• Exercise: Go over the entries below line by line, copying each one that contains the word "with".

Begin Records for the task

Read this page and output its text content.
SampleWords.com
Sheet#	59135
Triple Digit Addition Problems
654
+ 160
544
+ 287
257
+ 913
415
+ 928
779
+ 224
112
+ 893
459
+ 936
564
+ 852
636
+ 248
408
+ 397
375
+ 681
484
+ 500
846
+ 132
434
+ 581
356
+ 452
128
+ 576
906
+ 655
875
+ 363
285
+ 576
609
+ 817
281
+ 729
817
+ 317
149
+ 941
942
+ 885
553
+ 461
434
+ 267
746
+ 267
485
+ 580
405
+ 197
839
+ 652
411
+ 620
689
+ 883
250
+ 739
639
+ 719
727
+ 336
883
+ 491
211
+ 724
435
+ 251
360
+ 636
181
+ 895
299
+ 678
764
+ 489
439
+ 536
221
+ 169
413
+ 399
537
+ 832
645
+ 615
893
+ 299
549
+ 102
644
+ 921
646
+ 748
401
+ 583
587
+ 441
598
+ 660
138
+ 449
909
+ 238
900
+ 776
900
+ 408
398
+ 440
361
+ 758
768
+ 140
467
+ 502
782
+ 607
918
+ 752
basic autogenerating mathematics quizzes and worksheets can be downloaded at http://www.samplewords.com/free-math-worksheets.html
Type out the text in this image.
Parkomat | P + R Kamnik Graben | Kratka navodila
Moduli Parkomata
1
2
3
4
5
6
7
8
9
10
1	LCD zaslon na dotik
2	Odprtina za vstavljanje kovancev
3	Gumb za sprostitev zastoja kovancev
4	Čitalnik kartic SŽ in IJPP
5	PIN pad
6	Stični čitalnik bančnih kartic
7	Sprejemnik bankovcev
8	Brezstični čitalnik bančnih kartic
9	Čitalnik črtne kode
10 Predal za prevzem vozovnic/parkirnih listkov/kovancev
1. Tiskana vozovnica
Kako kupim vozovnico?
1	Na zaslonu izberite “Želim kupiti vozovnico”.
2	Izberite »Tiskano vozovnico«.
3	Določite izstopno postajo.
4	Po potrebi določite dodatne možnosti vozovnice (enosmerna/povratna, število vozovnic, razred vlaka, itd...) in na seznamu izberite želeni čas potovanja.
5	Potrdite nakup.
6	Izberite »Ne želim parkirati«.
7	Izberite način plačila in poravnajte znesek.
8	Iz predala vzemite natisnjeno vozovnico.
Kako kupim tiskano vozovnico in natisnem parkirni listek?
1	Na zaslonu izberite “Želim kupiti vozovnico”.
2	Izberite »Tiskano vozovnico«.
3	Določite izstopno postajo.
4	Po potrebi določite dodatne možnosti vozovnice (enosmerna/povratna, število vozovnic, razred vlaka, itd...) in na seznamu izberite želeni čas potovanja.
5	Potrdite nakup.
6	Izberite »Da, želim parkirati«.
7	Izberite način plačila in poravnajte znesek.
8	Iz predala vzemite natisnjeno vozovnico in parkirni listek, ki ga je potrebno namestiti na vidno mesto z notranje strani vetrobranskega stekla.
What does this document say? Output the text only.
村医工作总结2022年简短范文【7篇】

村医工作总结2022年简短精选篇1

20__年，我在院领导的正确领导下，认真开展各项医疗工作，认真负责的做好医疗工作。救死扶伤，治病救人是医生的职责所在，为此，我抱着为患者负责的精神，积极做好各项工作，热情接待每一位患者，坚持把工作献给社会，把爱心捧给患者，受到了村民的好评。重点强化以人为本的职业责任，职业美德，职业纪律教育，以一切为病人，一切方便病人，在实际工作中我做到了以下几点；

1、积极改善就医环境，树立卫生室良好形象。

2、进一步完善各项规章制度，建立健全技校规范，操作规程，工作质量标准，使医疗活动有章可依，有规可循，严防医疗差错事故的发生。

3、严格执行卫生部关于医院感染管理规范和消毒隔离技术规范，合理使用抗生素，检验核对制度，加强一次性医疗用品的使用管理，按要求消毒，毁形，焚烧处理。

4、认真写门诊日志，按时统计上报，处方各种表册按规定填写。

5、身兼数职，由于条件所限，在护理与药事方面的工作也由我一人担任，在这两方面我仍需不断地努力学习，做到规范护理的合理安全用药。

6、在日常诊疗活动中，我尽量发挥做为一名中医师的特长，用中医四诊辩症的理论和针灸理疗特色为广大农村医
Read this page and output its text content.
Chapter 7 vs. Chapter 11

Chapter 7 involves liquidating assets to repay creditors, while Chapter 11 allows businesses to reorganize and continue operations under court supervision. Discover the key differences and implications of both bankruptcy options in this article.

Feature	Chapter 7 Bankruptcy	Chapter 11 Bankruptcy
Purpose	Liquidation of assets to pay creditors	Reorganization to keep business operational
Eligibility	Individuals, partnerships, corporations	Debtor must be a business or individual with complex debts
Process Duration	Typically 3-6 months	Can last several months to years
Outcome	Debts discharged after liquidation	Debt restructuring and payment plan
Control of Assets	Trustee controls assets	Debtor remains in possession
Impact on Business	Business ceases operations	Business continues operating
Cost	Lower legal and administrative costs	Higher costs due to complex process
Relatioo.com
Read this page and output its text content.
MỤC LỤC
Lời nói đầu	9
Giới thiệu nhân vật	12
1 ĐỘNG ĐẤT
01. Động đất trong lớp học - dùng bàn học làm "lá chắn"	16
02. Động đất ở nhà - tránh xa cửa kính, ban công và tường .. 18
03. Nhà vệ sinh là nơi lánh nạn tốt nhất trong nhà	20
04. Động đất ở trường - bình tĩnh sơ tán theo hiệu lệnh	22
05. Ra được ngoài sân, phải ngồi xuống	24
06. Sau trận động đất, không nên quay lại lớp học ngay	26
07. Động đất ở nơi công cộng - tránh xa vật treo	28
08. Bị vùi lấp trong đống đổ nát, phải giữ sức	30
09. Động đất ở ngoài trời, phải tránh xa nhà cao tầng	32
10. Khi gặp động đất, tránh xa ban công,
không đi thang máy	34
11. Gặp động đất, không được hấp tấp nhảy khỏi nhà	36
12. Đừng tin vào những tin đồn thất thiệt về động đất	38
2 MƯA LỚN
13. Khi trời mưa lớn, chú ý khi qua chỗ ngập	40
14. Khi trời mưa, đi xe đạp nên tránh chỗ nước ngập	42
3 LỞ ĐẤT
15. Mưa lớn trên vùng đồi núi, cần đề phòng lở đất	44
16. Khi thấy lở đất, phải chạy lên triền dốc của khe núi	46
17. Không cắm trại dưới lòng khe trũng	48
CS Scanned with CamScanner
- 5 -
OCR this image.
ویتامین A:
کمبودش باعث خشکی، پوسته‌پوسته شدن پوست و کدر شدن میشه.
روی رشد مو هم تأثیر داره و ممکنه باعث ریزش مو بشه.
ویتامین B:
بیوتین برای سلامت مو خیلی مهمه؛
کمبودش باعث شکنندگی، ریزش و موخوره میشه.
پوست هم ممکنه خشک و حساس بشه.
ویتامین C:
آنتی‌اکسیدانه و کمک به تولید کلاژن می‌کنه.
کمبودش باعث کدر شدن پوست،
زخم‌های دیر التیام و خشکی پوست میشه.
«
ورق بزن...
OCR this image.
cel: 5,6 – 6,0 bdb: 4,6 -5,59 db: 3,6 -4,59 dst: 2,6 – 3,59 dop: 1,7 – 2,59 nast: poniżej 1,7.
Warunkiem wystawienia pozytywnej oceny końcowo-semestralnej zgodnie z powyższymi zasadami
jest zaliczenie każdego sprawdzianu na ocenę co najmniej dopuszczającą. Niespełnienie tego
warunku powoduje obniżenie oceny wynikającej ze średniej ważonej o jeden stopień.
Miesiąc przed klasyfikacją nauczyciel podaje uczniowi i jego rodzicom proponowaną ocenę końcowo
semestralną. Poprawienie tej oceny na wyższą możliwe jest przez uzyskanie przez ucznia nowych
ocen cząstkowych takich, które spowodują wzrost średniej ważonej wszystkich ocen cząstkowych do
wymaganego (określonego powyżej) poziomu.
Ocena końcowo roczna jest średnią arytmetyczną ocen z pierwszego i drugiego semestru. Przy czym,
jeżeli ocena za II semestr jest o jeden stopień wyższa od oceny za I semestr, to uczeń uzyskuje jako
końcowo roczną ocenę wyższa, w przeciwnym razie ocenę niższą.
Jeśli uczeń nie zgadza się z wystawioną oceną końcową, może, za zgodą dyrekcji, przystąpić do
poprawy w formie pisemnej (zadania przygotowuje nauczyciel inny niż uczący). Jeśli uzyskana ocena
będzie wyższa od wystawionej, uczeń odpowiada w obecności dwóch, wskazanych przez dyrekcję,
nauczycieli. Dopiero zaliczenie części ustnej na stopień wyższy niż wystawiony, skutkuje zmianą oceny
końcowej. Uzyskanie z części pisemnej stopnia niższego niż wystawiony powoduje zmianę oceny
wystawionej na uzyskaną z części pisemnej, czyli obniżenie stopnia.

End Records for the task

• Exercise output:
Eligibility	Individuals, partnerships, corporations	Debtor must be a business or individual with complex debts
CS Scanned with CamScanner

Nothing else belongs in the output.